[start]

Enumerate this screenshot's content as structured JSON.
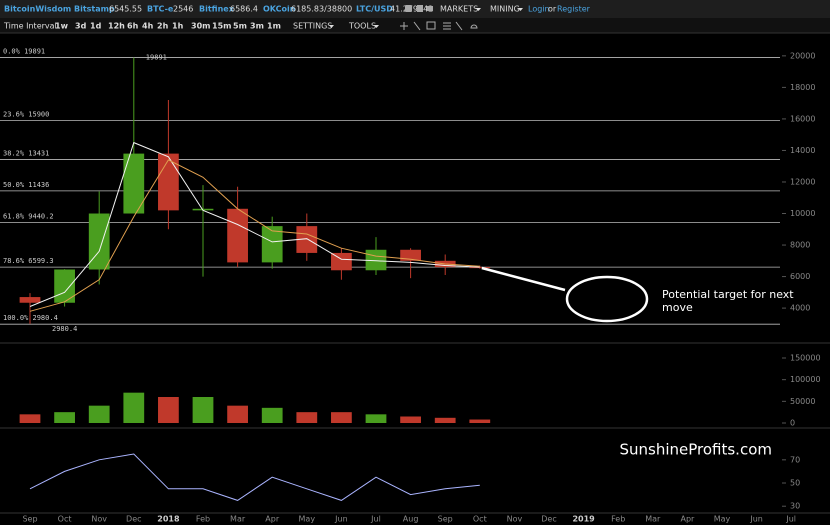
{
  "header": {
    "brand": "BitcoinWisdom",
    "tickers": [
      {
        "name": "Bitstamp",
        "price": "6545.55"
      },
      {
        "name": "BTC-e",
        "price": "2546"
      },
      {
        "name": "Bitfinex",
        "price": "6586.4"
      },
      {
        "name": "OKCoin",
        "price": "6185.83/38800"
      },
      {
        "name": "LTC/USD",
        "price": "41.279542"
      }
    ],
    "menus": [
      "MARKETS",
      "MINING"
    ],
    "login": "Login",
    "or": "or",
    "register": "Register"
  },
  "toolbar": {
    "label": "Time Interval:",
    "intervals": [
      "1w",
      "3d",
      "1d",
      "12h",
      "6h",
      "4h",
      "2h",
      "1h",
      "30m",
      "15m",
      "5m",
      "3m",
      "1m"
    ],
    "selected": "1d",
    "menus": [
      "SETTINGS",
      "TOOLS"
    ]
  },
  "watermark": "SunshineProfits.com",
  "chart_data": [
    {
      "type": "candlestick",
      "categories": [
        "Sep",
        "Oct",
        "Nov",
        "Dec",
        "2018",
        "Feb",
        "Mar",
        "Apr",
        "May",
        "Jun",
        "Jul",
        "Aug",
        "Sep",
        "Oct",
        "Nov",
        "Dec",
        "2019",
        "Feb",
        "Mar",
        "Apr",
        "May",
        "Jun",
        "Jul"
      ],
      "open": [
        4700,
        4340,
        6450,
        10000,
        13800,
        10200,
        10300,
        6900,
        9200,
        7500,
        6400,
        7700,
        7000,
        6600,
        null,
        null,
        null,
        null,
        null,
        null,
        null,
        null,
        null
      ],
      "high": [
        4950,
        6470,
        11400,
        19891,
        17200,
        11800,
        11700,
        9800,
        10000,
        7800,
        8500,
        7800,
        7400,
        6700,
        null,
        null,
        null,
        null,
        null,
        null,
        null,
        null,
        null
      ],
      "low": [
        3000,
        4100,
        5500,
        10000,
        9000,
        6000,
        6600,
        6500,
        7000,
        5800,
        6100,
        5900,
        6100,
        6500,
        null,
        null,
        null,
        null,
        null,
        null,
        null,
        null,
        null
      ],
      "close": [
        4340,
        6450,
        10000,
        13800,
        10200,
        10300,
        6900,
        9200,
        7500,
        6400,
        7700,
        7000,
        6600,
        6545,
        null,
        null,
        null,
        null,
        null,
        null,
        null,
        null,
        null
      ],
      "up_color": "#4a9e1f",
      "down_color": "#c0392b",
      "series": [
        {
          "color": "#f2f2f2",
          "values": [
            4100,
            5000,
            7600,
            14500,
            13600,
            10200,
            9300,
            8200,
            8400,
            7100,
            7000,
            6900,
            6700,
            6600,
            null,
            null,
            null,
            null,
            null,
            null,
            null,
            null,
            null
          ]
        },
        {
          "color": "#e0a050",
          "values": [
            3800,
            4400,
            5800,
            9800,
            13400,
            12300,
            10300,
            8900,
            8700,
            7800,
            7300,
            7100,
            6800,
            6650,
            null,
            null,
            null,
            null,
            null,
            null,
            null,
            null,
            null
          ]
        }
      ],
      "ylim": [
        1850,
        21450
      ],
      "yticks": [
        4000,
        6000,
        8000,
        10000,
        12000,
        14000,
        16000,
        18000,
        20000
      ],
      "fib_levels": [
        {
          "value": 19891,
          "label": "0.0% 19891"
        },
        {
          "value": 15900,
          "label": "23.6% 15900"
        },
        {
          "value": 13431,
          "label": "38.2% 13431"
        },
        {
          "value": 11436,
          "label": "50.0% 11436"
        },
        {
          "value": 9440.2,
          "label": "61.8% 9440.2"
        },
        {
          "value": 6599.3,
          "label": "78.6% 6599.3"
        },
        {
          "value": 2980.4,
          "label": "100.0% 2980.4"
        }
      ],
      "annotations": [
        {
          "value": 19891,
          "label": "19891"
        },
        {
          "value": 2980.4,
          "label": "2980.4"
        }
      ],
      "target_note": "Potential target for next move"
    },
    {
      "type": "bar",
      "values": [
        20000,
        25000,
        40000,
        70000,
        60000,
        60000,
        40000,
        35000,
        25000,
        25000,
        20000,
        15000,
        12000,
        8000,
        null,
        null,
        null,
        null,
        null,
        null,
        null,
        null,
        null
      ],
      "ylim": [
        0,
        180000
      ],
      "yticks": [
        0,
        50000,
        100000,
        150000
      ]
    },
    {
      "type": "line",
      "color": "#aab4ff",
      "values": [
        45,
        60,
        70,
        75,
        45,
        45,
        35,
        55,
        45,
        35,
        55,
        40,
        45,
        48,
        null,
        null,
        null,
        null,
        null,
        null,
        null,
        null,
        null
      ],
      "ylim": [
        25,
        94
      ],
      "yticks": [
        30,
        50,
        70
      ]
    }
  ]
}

[end]
[start]

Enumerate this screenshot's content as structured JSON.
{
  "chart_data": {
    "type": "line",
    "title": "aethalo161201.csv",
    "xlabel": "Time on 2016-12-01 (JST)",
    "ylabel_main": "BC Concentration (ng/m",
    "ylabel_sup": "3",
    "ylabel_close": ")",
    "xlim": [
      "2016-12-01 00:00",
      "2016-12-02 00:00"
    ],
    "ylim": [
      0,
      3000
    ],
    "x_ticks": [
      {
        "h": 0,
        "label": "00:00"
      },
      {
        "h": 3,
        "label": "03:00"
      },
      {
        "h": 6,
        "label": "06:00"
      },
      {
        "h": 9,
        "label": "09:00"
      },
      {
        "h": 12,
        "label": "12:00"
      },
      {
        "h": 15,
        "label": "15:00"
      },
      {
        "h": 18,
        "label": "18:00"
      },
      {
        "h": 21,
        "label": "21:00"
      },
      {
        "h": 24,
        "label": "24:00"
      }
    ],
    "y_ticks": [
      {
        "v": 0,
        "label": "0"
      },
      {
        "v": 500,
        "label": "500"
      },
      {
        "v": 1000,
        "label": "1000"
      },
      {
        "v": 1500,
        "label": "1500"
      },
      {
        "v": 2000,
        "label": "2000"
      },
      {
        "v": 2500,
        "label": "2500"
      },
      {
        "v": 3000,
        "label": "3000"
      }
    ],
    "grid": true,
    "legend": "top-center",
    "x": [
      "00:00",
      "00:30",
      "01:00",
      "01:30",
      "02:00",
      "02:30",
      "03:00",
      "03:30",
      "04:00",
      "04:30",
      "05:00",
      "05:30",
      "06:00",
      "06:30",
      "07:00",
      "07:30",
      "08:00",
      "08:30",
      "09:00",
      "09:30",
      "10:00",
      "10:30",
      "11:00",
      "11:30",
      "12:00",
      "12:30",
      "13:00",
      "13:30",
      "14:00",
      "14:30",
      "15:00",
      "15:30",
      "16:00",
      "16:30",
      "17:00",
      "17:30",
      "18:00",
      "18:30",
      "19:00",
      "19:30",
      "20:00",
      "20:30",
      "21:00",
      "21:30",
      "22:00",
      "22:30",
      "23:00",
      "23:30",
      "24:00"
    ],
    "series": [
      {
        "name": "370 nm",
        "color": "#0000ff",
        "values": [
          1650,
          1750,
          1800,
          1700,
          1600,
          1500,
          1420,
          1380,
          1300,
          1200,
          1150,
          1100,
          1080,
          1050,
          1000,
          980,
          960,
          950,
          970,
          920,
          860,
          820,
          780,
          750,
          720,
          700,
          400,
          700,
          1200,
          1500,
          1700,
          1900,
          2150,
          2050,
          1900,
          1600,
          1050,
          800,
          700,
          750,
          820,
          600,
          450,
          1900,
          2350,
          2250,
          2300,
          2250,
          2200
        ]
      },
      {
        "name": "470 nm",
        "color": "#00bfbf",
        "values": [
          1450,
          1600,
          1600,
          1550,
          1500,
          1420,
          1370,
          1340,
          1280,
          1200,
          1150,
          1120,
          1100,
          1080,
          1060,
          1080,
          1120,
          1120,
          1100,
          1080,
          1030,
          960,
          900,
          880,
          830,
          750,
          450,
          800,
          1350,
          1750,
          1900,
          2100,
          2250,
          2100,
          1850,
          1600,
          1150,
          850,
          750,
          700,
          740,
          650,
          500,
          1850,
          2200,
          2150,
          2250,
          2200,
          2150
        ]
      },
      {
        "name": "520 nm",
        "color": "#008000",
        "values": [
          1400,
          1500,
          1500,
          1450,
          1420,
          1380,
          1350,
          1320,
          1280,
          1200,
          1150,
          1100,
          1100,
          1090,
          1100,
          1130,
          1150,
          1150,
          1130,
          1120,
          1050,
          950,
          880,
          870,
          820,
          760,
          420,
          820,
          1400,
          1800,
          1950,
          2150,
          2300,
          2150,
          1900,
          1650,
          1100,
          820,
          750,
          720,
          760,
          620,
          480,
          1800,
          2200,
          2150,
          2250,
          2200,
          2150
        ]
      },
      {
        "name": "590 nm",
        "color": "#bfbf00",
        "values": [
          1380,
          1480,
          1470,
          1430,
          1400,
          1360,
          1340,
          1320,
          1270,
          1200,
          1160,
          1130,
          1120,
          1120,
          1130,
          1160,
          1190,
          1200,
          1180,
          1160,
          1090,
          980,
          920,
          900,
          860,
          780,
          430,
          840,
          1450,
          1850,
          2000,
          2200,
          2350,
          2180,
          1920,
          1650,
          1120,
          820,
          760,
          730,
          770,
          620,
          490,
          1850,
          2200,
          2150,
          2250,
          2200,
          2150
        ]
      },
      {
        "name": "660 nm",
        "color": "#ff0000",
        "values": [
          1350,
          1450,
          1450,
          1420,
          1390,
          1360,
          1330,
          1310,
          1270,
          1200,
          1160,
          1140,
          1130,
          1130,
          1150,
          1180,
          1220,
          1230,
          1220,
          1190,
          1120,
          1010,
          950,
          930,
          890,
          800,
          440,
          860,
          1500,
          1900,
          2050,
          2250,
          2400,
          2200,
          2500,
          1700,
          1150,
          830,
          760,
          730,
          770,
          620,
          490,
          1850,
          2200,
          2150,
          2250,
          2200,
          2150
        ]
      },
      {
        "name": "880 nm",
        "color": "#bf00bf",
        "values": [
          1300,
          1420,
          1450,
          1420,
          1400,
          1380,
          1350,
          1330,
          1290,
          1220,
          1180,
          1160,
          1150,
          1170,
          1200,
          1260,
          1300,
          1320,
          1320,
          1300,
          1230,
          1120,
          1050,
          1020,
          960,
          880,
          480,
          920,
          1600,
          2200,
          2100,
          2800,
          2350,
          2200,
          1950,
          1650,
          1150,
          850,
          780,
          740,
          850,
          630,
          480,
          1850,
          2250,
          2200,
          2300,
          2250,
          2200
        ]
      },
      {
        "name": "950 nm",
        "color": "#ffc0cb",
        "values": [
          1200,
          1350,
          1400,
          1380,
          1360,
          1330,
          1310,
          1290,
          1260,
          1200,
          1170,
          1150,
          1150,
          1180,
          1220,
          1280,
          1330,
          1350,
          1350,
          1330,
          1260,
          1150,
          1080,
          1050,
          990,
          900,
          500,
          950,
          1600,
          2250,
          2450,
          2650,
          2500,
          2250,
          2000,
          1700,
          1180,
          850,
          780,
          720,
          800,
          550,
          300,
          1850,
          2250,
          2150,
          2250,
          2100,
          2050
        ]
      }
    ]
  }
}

[end]

# [SET PROBLEM]
How many lines in the data contain the string "Time"? Respond with the number only.

# [FULL SOLUTION]
2